_DATA SHOWN:_
"""
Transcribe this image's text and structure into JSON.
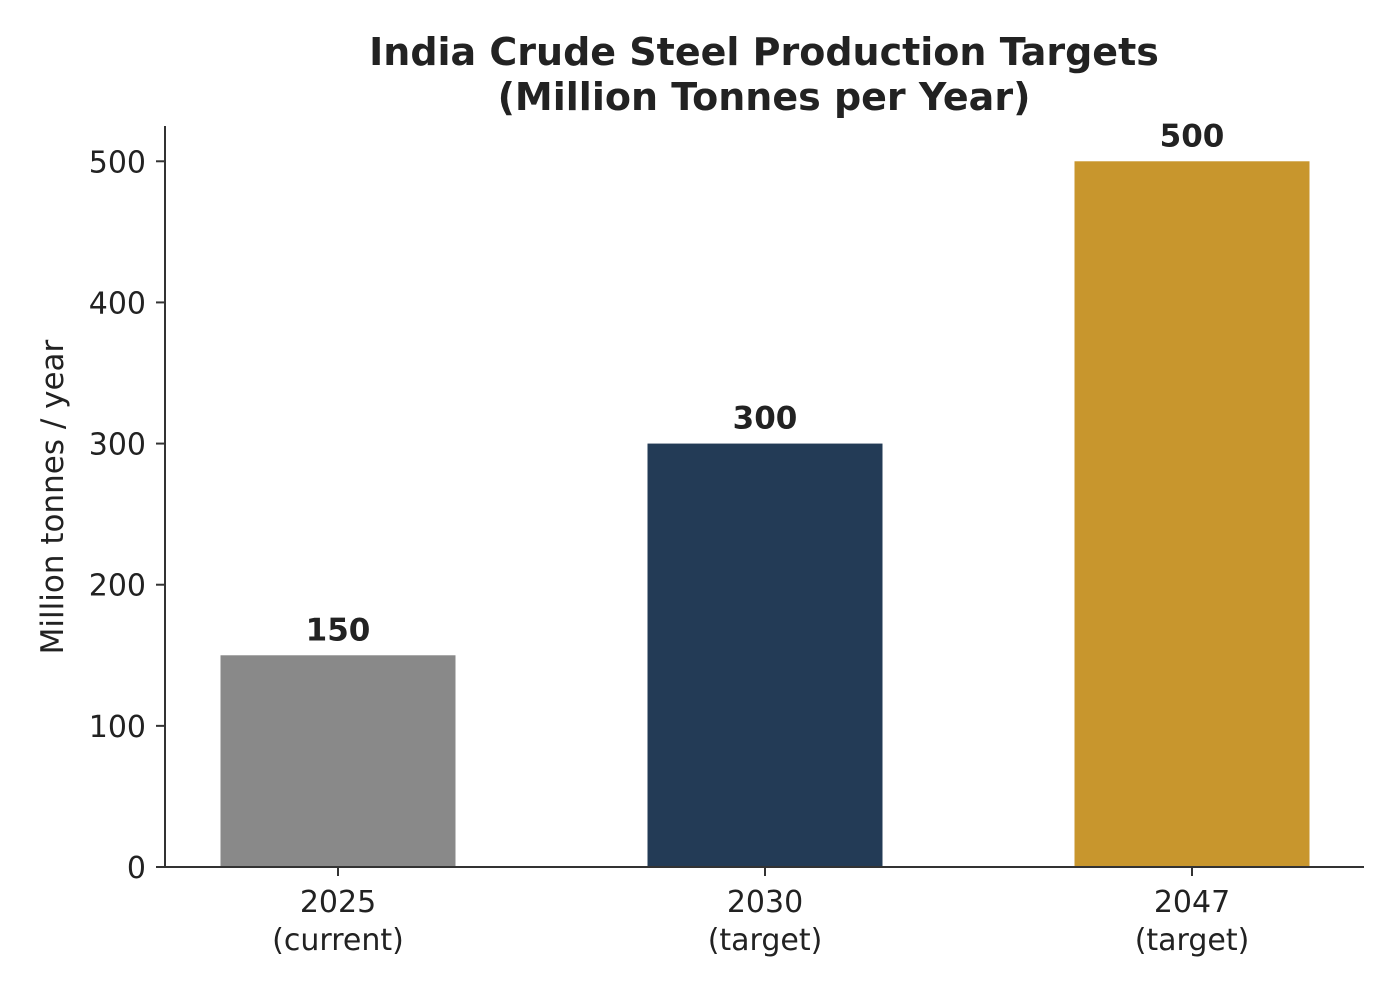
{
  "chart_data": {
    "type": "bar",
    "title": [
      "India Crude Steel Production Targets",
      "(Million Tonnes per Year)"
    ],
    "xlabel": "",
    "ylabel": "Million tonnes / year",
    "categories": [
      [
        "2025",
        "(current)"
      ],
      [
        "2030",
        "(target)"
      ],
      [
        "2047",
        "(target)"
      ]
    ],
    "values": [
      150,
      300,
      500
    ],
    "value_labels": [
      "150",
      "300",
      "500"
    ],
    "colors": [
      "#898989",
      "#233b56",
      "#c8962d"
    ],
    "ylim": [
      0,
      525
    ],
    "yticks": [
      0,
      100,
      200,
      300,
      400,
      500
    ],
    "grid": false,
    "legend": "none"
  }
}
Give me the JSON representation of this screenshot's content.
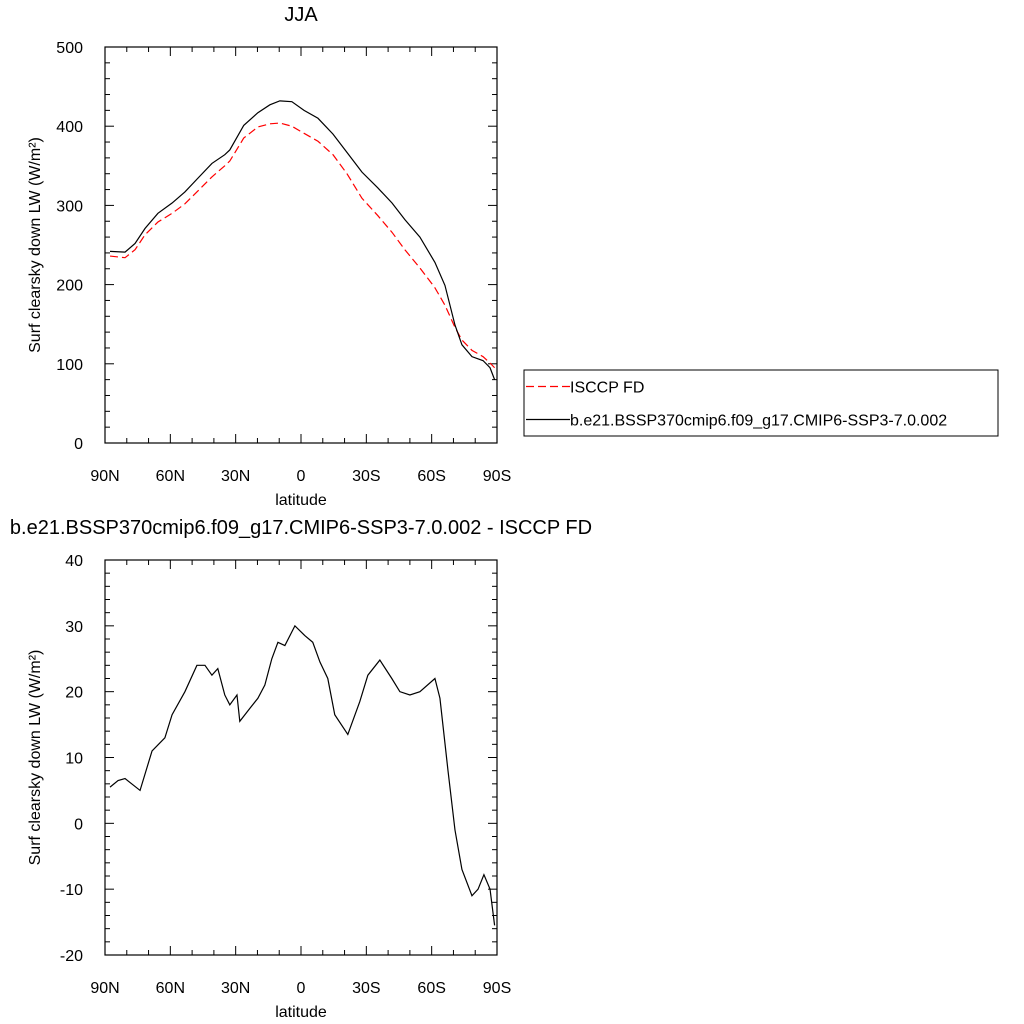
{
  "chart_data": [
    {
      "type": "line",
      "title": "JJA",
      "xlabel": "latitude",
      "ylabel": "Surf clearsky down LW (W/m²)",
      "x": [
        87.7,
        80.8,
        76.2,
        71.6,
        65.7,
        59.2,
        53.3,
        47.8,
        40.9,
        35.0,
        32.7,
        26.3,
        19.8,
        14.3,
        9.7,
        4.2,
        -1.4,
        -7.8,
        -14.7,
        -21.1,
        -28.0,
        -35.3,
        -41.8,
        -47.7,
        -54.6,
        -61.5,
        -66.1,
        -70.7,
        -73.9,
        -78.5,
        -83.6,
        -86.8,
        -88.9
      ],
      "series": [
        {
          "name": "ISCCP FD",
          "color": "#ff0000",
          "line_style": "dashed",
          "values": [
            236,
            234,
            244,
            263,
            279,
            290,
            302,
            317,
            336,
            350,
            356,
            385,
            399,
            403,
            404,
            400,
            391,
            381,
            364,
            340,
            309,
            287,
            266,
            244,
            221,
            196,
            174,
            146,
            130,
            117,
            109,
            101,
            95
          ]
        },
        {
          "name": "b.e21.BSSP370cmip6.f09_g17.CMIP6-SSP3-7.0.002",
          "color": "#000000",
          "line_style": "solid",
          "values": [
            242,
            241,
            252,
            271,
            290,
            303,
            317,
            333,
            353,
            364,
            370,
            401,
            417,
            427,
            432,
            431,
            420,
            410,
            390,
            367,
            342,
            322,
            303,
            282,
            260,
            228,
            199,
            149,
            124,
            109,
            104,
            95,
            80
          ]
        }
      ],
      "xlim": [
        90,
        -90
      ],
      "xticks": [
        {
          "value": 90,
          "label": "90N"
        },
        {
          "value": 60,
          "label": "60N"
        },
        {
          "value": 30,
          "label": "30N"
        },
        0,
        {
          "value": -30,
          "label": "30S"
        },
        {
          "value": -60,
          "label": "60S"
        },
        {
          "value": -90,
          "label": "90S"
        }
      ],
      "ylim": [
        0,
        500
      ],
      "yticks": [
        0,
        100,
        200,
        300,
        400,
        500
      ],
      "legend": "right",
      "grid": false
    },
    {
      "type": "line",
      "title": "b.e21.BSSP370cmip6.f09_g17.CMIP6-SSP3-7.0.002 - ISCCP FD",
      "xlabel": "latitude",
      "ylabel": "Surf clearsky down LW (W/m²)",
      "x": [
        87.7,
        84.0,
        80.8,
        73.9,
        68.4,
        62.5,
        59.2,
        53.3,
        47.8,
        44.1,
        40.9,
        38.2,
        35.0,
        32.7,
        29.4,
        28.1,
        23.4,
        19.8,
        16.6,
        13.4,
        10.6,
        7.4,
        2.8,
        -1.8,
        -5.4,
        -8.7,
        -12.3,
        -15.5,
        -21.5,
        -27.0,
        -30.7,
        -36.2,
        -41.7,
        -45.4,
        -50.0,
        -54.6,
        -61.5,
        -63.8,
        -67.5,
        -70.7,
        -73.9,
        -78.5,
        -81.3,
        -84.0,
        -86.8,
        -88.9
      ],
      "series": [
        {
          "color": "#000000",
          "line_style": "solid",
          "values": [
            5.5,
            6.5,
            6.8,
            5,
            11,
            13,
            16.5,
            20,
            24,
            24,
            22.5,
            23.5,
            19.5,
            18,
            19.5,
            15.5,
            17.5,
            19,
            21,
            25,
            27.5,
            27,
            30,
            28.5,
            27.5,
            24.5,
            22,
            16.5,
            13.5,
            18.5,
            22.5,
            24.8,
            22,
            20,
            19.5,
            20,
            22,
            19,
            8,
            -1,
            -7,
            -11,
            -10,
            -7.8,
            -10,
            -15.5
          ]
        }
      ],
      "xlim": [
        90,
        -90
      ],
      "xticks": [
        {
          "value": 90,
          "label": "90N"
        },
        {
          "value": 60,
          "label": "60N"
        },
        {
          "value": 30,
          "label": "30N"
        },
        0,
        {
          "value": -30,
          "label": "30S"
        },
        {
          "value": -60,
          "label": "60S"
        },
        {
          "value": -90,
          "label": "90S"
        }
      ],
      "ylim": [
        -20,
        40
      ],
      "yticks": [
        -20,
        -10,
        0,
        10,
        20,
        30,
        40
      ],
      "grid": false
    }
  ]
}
"""
_EXERCISE BRIEF:_ Transcribe the full listing above exactly as it stands, minus the pictures.

_SOLUTION FOR THIS TASK:_
Transcribe this image's text and structure into JSON.
{
  "chart_data": {
    "type": "bar",
    "title": [
      "India Crude Steel Production Targets",
      "(Million Tonnes per Year)"
    ],
    "xlabel": "",
    "ylabel": "Million tonnes / year",
    "categories": [
      [
        "2025",
        "(current)"
      ],
      [
        "2030",
        "(target)"
      ],
      [
        "2047",
        "(target)"
      ]
    ],
    "values": [
      150,
      300,
      500
    ],
    "value_labels": [
      "150",
      "300",
      "500"
    ],
    "colors": [
      "#898989",
      "#233b56",
      "#c8962d"
    ],
    "ylim": [
      0,
      525
    ],
    "yticks": [
      0,
      100,
      200,
      300,
      400,
      500
    ],
    "grid": false,
    "legend": "none"
  }
}
Give me the JSON representation of this screenshot's content.
{
  "chart_data": [
    {
      "type": "line",
      "title": "JJA",
      "xlabel": "latitude",
      "ylabel": "Surf clearsky down LW (W/m²)",
      "x": [
        87.7,
        80.8,
        76.2,
        71.6,
        65.7,
        59.2,
        53.3,
        47.8,
        40.9,
        35.0,
        32.7,
        26.3,
        19.8,
        14.3,
        9.7,
        4.2,
        -1.4,
        -7.8,
        -14.7,
        -21.1,
        -28.0,
        -35.3,
        -41.8,
        -47.7,
        -54.6,
        -61.5,
        -66.1,
        -70.7,
        -73.9,
        -78.5,
        -83.6,
        -86.8,
        -88.9
      ],
      "series": [
        {
          "name": "ISCCP FD",
          "color": "#ff0000",
          "line_style": "dashed",
          "values": [
            236,
            234,
            244,
            263,
            279,
            290,
            302,
            317,
            336,
            350,
            356,
            385,
            399,
            403,
            404,
            400,
            391,
            381,
            364,
            340,
            309,
            287,
            266,
            244,
            221,
            196,
            174,
            146,
            130,
            117,
            109,
            101,
            95
          ]
        },
        {
          "name": "b.e21.BSSP370cmip6.f09_g17.CMIP6-SSP3-7.0.002",
          "color": "#000000",
          "line_style": "solid",
          "values": [
            242,
            241,
            252,
            271,
            290,
            303,
            317,
            333,
            353,
            364,
            370,
            401,
            417,
            427,
            432,
            431,
            420,
            410,
            390,
            367,
            342,
            322,
            303,
            282,
            260,
            228,
            199,
            149,
            124,
            109,
            104,
            95,
            80
          ]
        }
      ],
      "xlim": [
        90,
        -90
      ],
      "xticks": [
        {
          "value": 90,
          "label": "90N"
        },
        {
          "value": 60,
          "label": "60N"
        },
        {
          "value": 30,
          "label": "30N"
        },
        0,
        {
          "value": -30,
          "label": "30S"
        },
        {
          "value": -60,
          "label": "60S"
        },
        {
          "value": -90,
          "label": "90S"
        }
      ],
      "ylim": [
        0,
        500
      ],
      "yticks": [
        0,
        100,
        200,
        300,
        400,
        500
      ],
      "legend": "right",
      "grid": false
    },
    {
      "type": "line",
      "title": "b.e21.BSSP370cmip6.f09_g17.CMIP6-SSP3-7.0.002 - ISCCP FD",
      "xlabel": "latitude",
      "ylabel": "Surf clearsky down LW (W/m²)",
      "x": [
        87.7,
        84.0,
        80.8,
        73.9,
        68.4,
        62.5,
        59.2,
        53.3,
        47.8,
        44.1,
        40.9,
        38.2,
        35.0,
        32.7,
        29.4,
        28.1,
        23.4,
        19.8,
        16.6,
        13.4,
        10.6,
        7.4,
        2.8,
        -1.8,
        -5.4,
        -8.7,
        -12.3,
        -15.5,
        -21.5,
        -27.0,
        -30.7,
        -36.2,
        -41.7,
        -45.4,
        -50.0,
        -54.6,
        -61.5,
        -63.8,
        -67.5,
        -70.7,
        -73.9,
        -78.5,
        -81.3,
        -84.0,
        -86.8,
        -88.9
      ],
      "series": [
        {
          "color": "#000000",
          "line_style": "solid",
          "values": [
            5.5,
            6.5,
            6.8,
            5,
            11,
            13,
            16.5,
            20,
            24,
            24,
            22.5,
            23.5,
            19.5,
            18,
            19.5,
            15.5,
            17.5,
            19,
            21,
            25,
            27.5,
            27,
            30,
            28.5,
            27.5,
            24.5,
            22,
            16.5,
            13.5,
            18.5,
            22.5,
            24.8,
            22,
            20,
            19.5,
            20,
            22,
            19,
            8,
            -1,
            -7,
            -11,
            -10,
            -7.8,
            -10,
            -15.5
          ]
        }
      ],
      "xlim": [
        90,
        -90
      ],
      "xticks": [
        {
          "value": 90,
          "label": "90N"
        },
        {
          "value": 60,
          "label": "60N"
        },
        {
          "value": 30,
          "label": "30N"
        },
        0,
        {
          "value": -30,
          "label": "30S"
        },
        {
          "value": -60,
          "label": "60S"
        },
        {
          "value": -90,
          "label": "90S"
        }
      ],
      "ylim": [
        -20,
        40
      ],
      "yticks": [
        -20,
        -10,
        0,
        10,
        20,
        30,
        40
      ],
      "grid": false
    }
  ]
}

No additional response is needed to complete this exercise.